=== TEXT SEGMENT ===

▼

Rest Haven’s city limits used to extend across both sides of Buford Highway. A significant portion of Rest Haven (not yet updated on Google Maps as pictured below) was absorbed by Buford after action from the state Legislature in 2016.

Billy Angel, owner of Angels of Earth Pine Straw and Mulch in what was once Rest Haven, lived in the city for a few years as a teenager. Angel recalled kids playing together, running up and down the streets. Now, there’s not much of a community left, he said.

Today, the city is home to auto repair shops, a few small businesses and vacant, graveled lots. Most recent development sits either on the edge or outside of Rest Haven’s new limits.

The city has sporadically given up its claim to select parcels over the past few years. It even succeeded in dissolving for a brief period in 2001. Superior court judges dissolved the city until it was reinstated in 2002 after a resident sued to keep it intact.

By request from Rest Haven officials, Unterman pushed through legislation in 2016 that got rid of nearly half the city. The move gave Buford claim over most of Rest Haven’s former boundaries on the eastern side of Buford Highway.

Unterman later tried to dissolve the rest of Rest Haven, but that effort ended due to legal complications in the process of ending its charter. “It’s as complicated dissolving as it is creating a city, and I didn’t realize that when I started doing it,” said Unterman, who left office this year.

▲

=== DIRECTIVES ===
**A)** Print the passage from the Rest Haven text from "The city has" up to and including "office this year.".
**B)** According to the Rest Haven text, in what year was the city reinstated after a resident sued to keep it intact?

=== DATA SHOWN ===

▼

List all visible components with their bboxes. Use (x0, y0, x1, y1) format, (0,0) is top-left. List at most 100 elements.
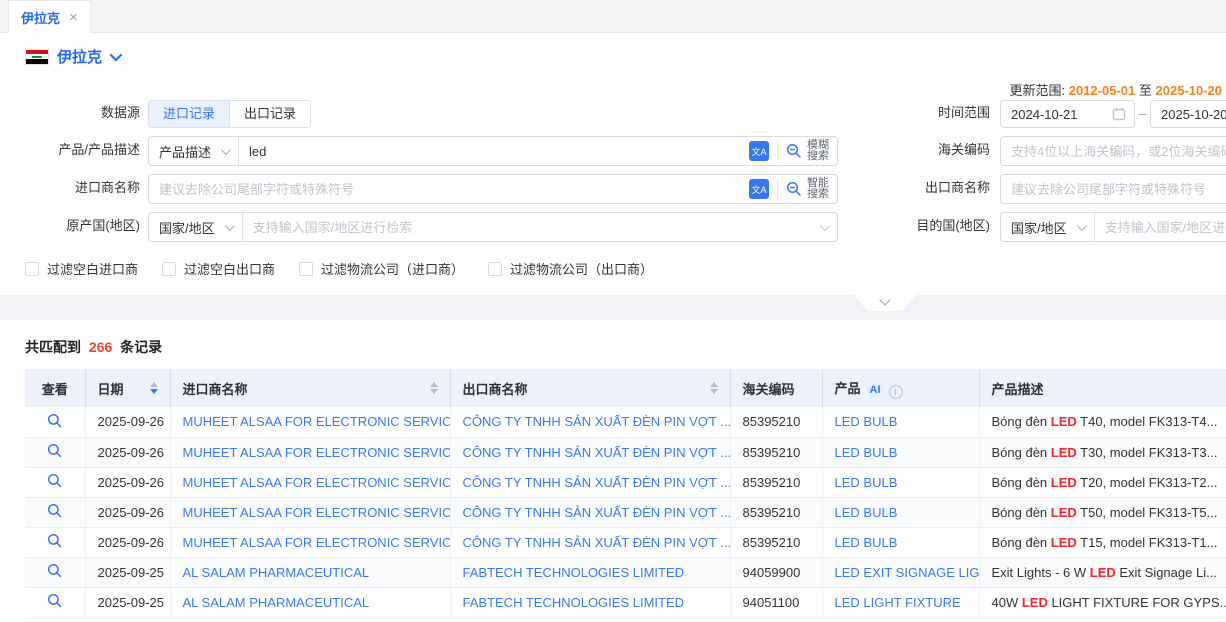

▲

=== FINAL RESULTS ===
**A)**
The city has sporadically given up its claim to select parcels over the past few years. It even succeeded in dissolving for a brief period in 2001. Superior court judges dissolved the city until it was reinstated in 2002 after a resident sued to keep it intact.

By request from Rest Haven officials, Unterman pushed through legislation in 2016 that got rid of nearly half the city. The move gave Buford claim over most of Rest Haven’s former boundaries on the eastern side of Buford Highway.

Unterman later tried to dissolve the rest of Rest Haven, but that effort ended due to legal complications in the process of ending its charter. “It’s as complicated dissolving as it is creating a city, and I didn’t realize that when I started doing it,” said Unterman, who left office this year.

**B)** 2002